> Short task: From the line containing "Transcribe the text in this document." through the last line of the entries, output the text exactly. Pictures stay out.

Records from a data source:
::::
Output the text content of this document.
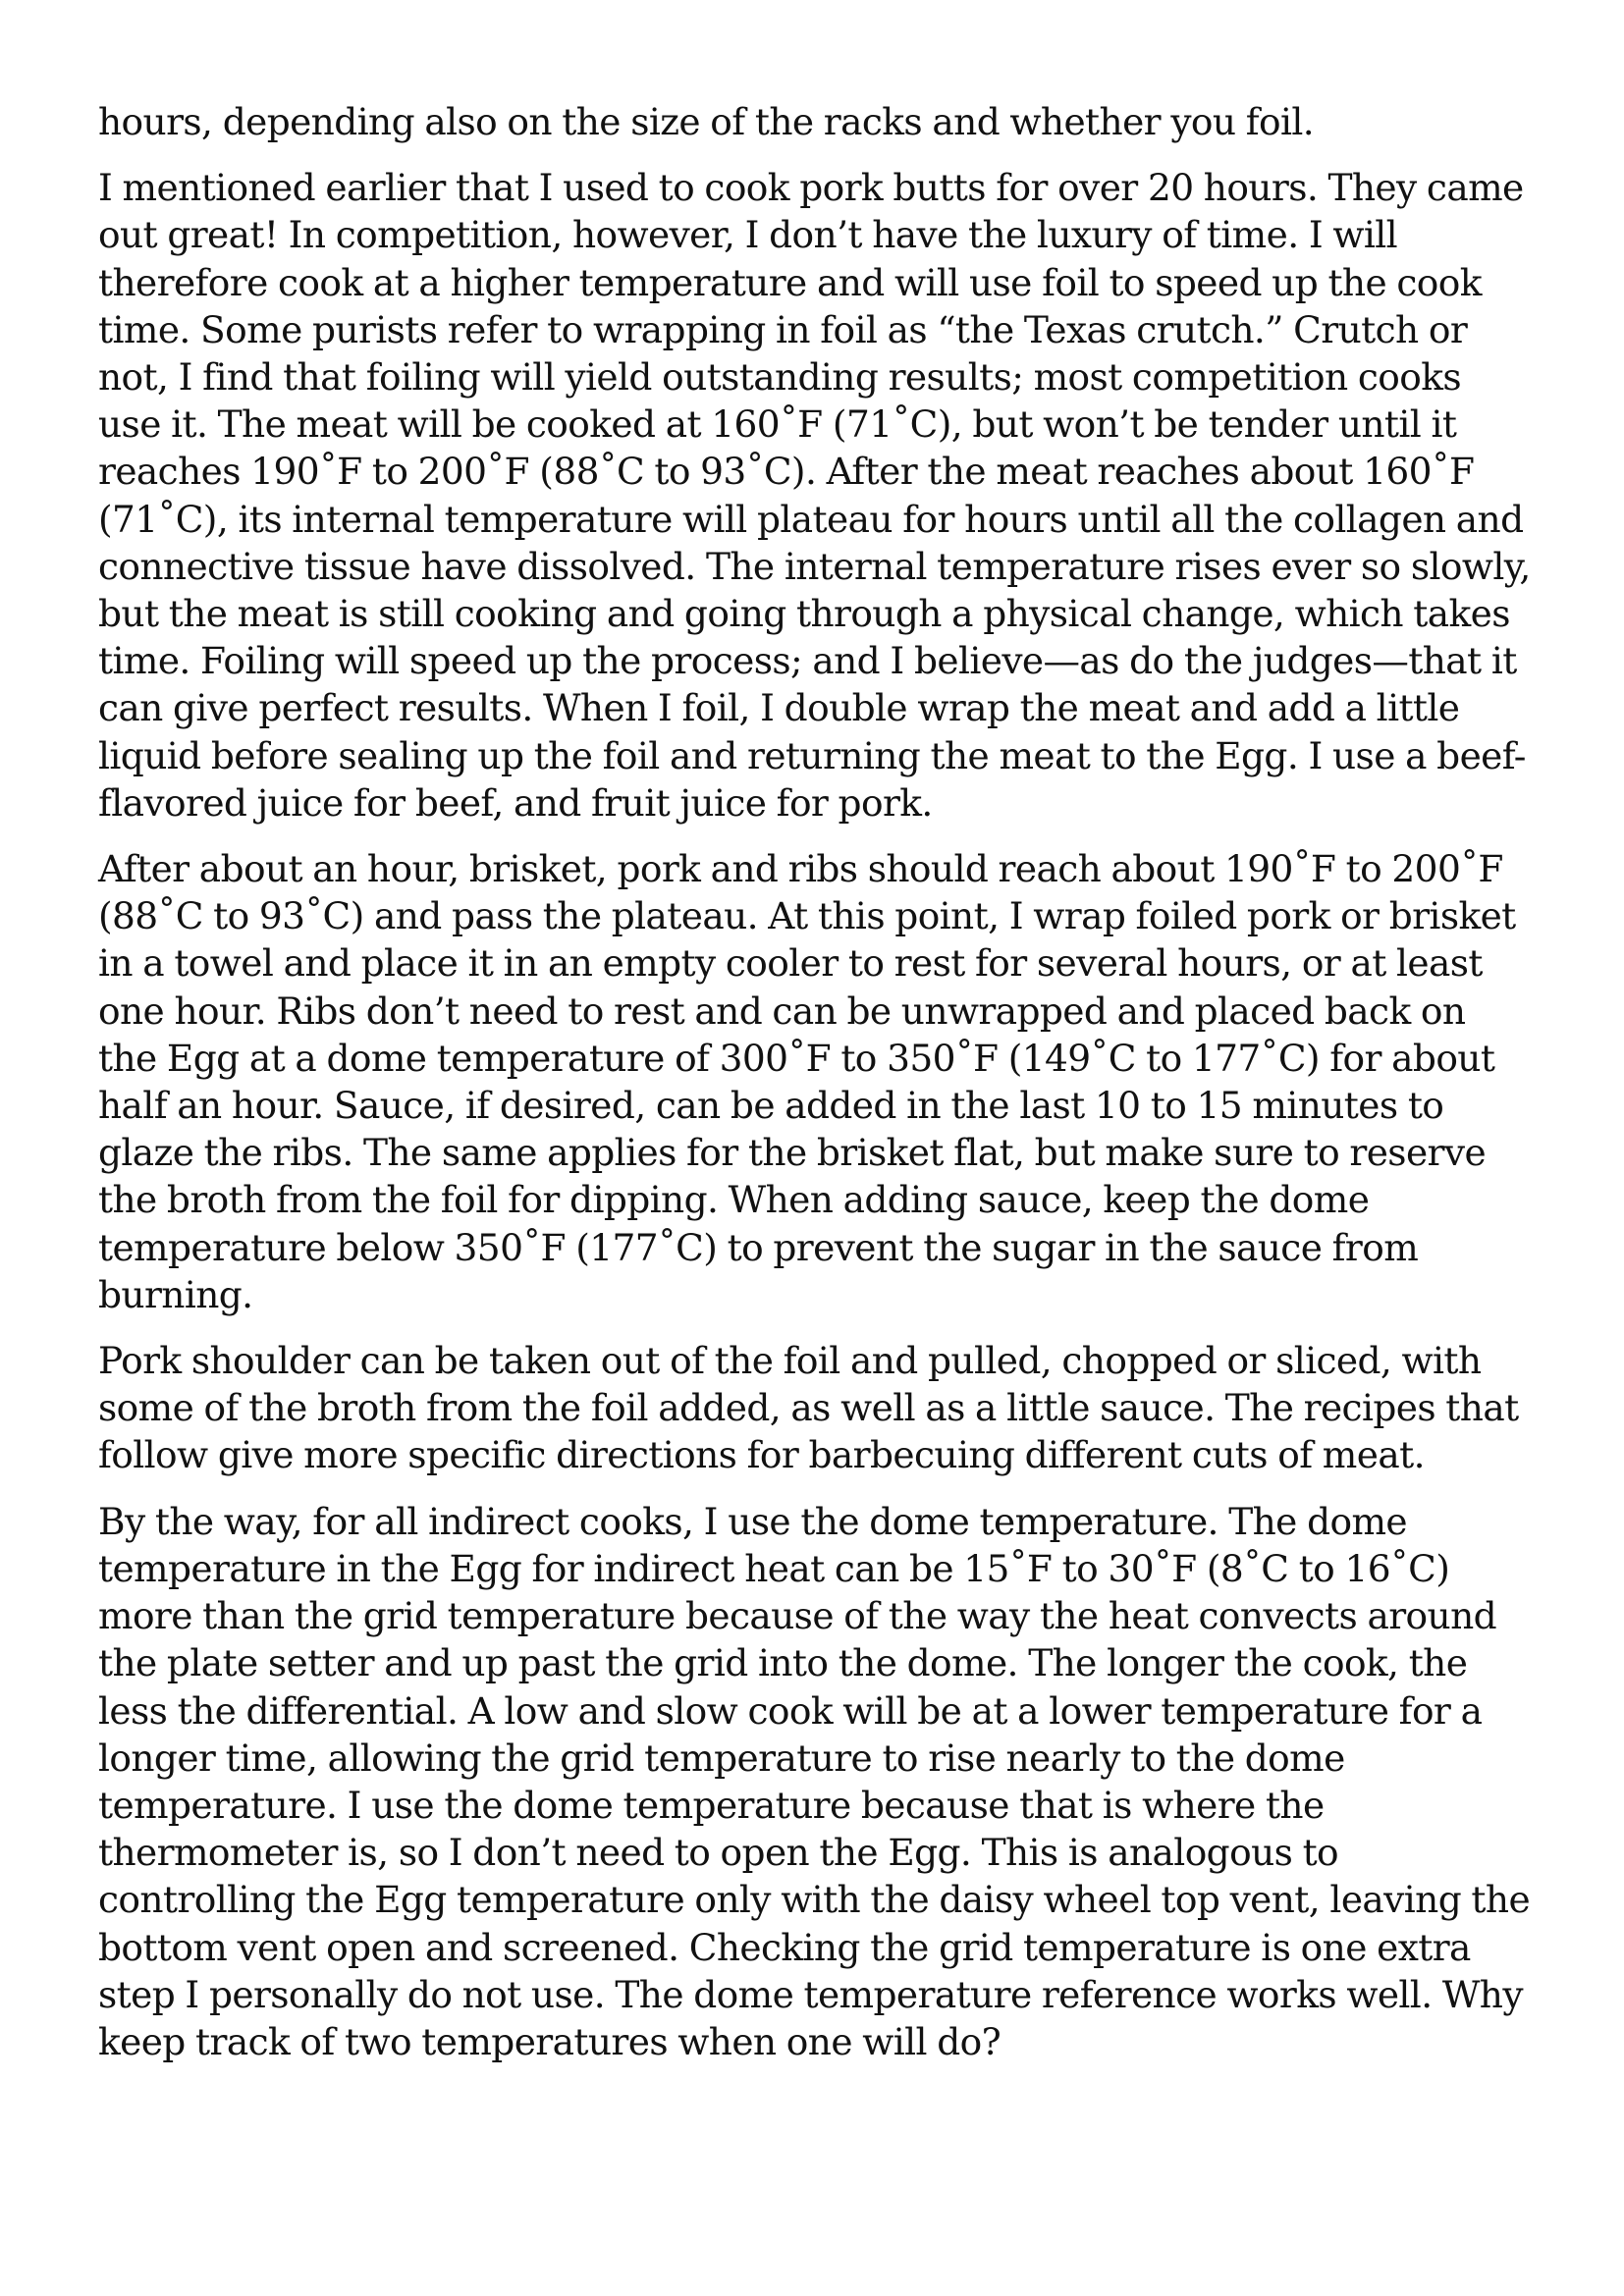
hours, depending also on the size of the racks and whether you foil.

I mentioned earlier that I used to cook pork butts for over 20 hours. They came out great! In competition, however, I don’t have the luxury of time. I will therefore cook at a higher temperature and will use foil to speed up the cook time. Some purists refer to wrapping in foil as “the Texas crutch.” Crutch or not, I find that foiling will yield outstanding results; most competition cooks use it. The meat will be cooked at 160˚F (71˚C), but won’t be tender until it reaches 190˚F to 200˚F (88˚C to 93˚C). After the meat reaches about 160˚F (71˚C), its internal temperature will plateau for hours until all the collagen and connective tissue have dissolved. The internal temperature rises ever so slowly, but the meat is still cooking and going through a physical change, which takes time. Foiling will speed up the process; and I believe—as do the judges—that it can give perfect results. When I foil, I double wrap the meat and add a little liquid before sealing up the foil and returning the meat to the Egg. I use a beef-flavored juice for beef, and fruit juice for pork.

After about an hour, brisket, pork and ribs should reach about 190˚F to 200˚F (88˚C to 93˚C) and pass the plateau. At this point, I wrap foiled pork or brisket in a towel and place it in an empty cooler to rest for several hours, or at least one hour. Ribs don’t need to rest and can be unwrapped and placed back on the Egg at a dome temperature of 300˚F to 350˚F (149˚C to 177˚C) for about half an hour. Sauce, if desired, can be added in the last 10 to 15 minutes to glaze the ribs. The same applies for the brisket flat, but make sure to reserve the broth from the foil for dipping. When adding sauce, keep the dome temperature below 350˚F (177˚C) to prevent the sugar in the sauce from burning.

Pork shoulder can be taken out of the foil and pulled, chopped or sliced, with some of the broth from the foil added, as well as a little sauce. The recipes that follow give more specific directions for barbecuing different cuts of meat.

By the way, for all indirect cooks, I use the dome temperature. The dome temperature in the Egg for indirect heat can be 15˚F to 30˚F (8˚C to 16˚C) more than the grid temperature because of the way the heat convects around the plate setter and up past the grid into the dome. The longer the cook, the less the differential. A low and slow cook will be at a lower temperature for a longer time, allowing the grid temperature to rise nearly to the dome temperature. I use the dome temperature because that is where the thermometer is, so I don’t need to open the Egg. This is analogous to controlling the Egg temperature only with the daisy wheel top vent, leaving the bottom vent open and screened. Checking the grid temperature is one extra step I personally do not use. The dome temperature reference works well. Why keep track of two temperatures when one will do?
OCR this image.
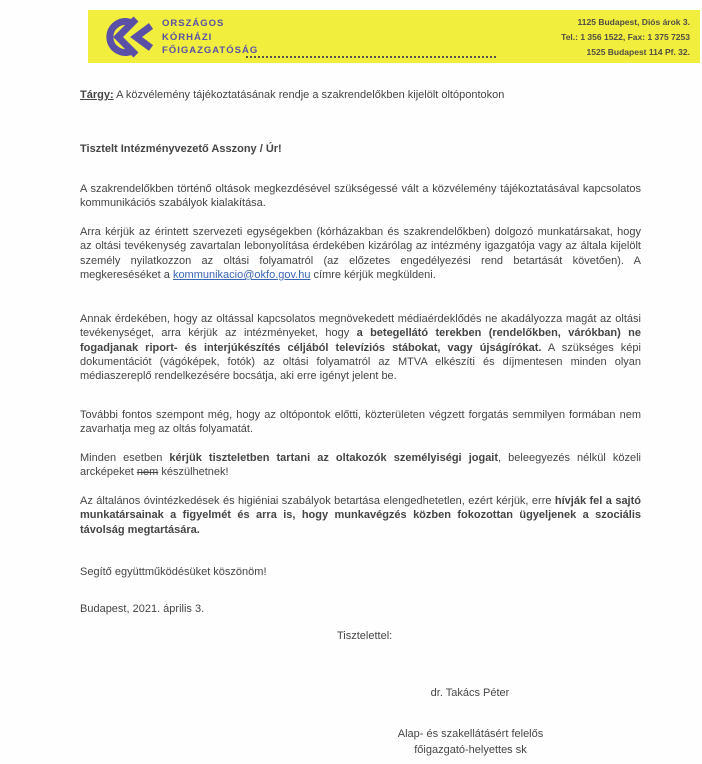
ORSZÁGOS
KÓRHÁZI
FŐIGAZGATÓSÁG
1125 Budapest, Diós árok 3.
Tel.: 1 356 1522, Fax: 1 375 7253
1525 Budapest 114 Pf. 32.
Tárgy: A közvélemény tájékoztatásának rendje a szakrendelőkben kijelölt oltópontokon
Tisztelt Intézményvezető Asszony / Úr!
A szakrendelőkben történő oltások megkezdésével szükségessé vált a közvélemény tájékoztatásával kapcsolatos kommunikációs szabályok kialakítása.
Arra kérjük az érintett szervezeti egységekben (kórházakban és szakrendelőkben) dolgozó munkatársakat, hogy az oltási tevékenység zavartalan lebonyolítása érdekében kizárólag az intézmény igazgatója vagy az általa kijelölt személy nyilatkozzon az oltási folyamatról (az előzetes engedélyezési rend betartását követően). A megkereséséket a kommunikacio@okfo.gov.hu címre kérjük megküldeni.
Annak érdekében, hogy az oltással kapcsolatos megnövekedett médiaérdeklődés ne akadályozza magát az oltási tevékenységet, arra kérjük az intézményeket, hogy a betegellátó terekben (rendelőkben, várókban) ne fogadjanak riport- és interjúkészítés céljából televíziós stábokat, vagy újságírókat. A szükséges képi dokumentációt (vágóképek, fotók) az oltási folyamatról az MTVA elkészíti és díjmentesen minden olyan médiaszereplő rendelkezésére bocsátja, aki erre igényt jelent be.
További fontos szempont még, hogy az oltópontok előtti, közterületen végzett forgatás semmilyen formában nem zavarhatja meg az oltás folyamatát.
Minden esetben kérjük tiszteletben tartani az oltakozók személyiségi jogait, beleegyezés nélkül közeli arcképeket nem készülhetnek!
Az általános óvintézkedések és higiéniai szabályok betartása elengedhetetlen, ezért kérjük, erre hívják fel a sajtó munkatársainak a figyelmét és arra is, hogy munkavégzés közben fokozottan ügyeljenek a szociális távolság megtartására.
Segítő együttműködésüket köszönöm!
Budapest, 2021. április 3.
Tisztelettel:
dr. Takács Péter
Alap- és szakellátásért felelős
főigazgató-helyettes sk
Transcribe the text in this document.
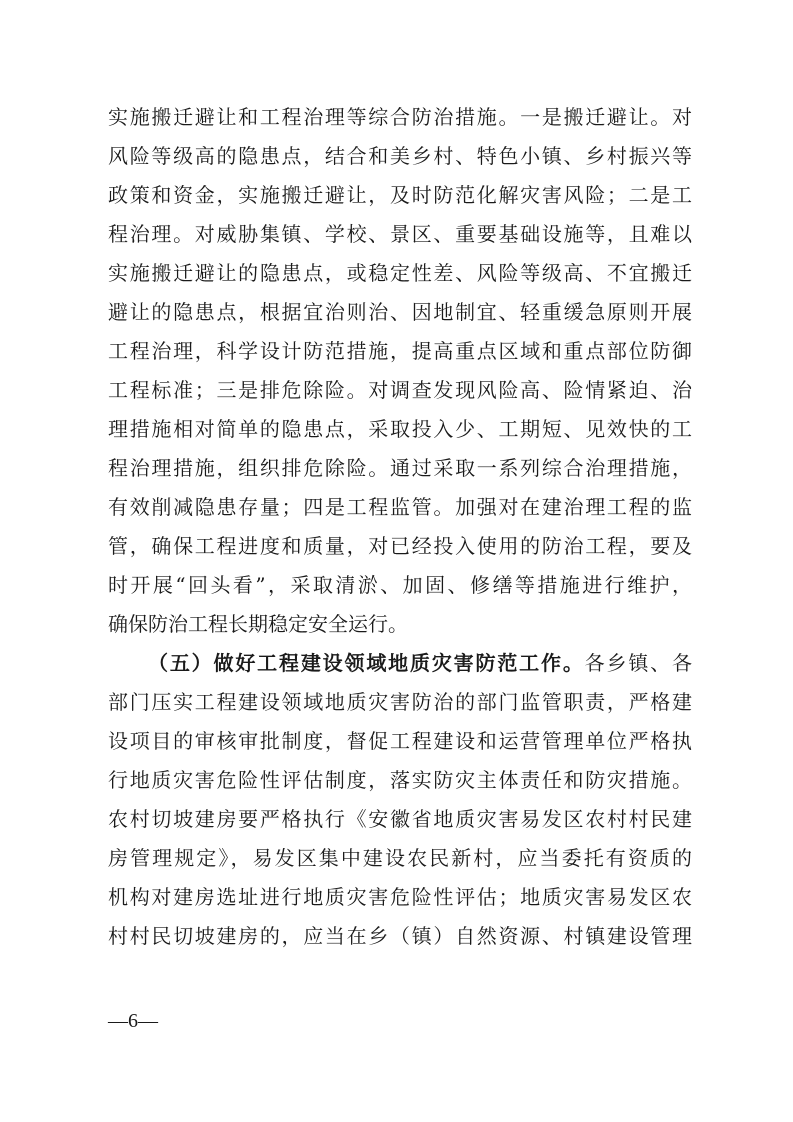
实施搬迁避让和工程治理等综合防治措施。一是搬迁避让。对
风险等级高的隐患点，结合和美乡村、特色小镇、乡村振兴等
政策和资金，实施搬迁避让，及时防范化解灾害风险；二是工
程治理。对威胁集镇、学校、景区、重要基础设施等，且难以
实施搬迁避让的隐患点，或稳定性差、风险等级高、不宜搬迁
避让的隐患点，根据宜治则治、因地制宜、轻重缓急原则开展
工程治理，科学设计防范措施，提高重点区域和重点部位防御
工程标准；三是排危除险。对调查发现风险高、险情紧迫、治
理措施相对简单的隐患点，采取投入少、工期短、见效快的工
程治理措施，组织排危除险。通过采取一系列综合治理措施，
有效削减隐患存量；四是工程监管。加强对在建治理工程的监
管，确保工程进度和质量，对已经投入使用的防治工程，要及
时开展“回头看”，采取清淤、加固、修缮等措施进行维护，
确保防治工程长期稳定安全运行。
（五）做好工程建设领域地质灾害防范工作。各乡镇、各
部门压实工程建设领域地质灾害防治的部门监管职责，严格建
设项目的审核审批制度，督促工程建设和运营管理单位严格执
行地质灾害危险性评估制度，落实防灾主体责任和防灾措施。
农村切坡建房要严格执行《安徽省地质灾害易发区农村村民建
房管理规定》，易发区集中建设农民新村，应当委托有资质的
机构对建房选址进行地质灾害危险性评估；地质灾害易发区农
村村民切坡建房的，应当在乡（镇）自然资源、村镇建设管理
—6—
::::
> Finished exercise:
Transcribe the text in this document.
实施搬迁避让和工程治理等综合防治措施。一是搬迁避让。对
风险等级高的隐患点，结合和美乡村、特色小镇、乡村振兴等
政策和资金，实施搬迁避让，及时防范化解灾害风险；二是工
程治理。对威胁集镇、学校、景区、重要基础设施等，且难以
实施搬迁避让的隐患点，或稳定性差、风险等级高、不宜搬迁
避让的隐患点，根据宜治则治、因地制宜、轻重缓急原则开展
工程治理，科学设计防范措施，提高重点区域和重点部位防御
工程标准；三是排危除险。对调查发现风险高、险情紧迫、治
理措施相对简单的隐患点，采取投入少、工期短、见效快的工
程治理措施，组织排危除险。通过采取一系列综合治理措施，
有效削减隐患存量；四是工程监管。加强对在建治理工程的监
管，确保工程进度和质量，对已经投入使用的防治工程，要及
时开展“回头看”，采取清淤、加固、修缮等措施进行维护，
确保防治工程长期稳定安全运行。
（五）做好工程建设领域地质灾害防范工作。各乡镇、各
部门压实工程建设领域地质灾害防治的部门监管职责，严格建
设项目的审核审批制度，督促工程建设和运营管理单位严格执
行地质灾害危险性评估制度，落实防灾主体责任和防灾措施。
农村切坡建房要严格执行《安徽省地质灾害易发区农村村民建
房管理规定》，易发区集中建设农民新村，应当委托有资质的
机构对建房选址进行地质灾害危险性评估；地质灾害易发区农
村村民切坡建房的，应当在乡（镇）自然资源、村镇建设管理
—6—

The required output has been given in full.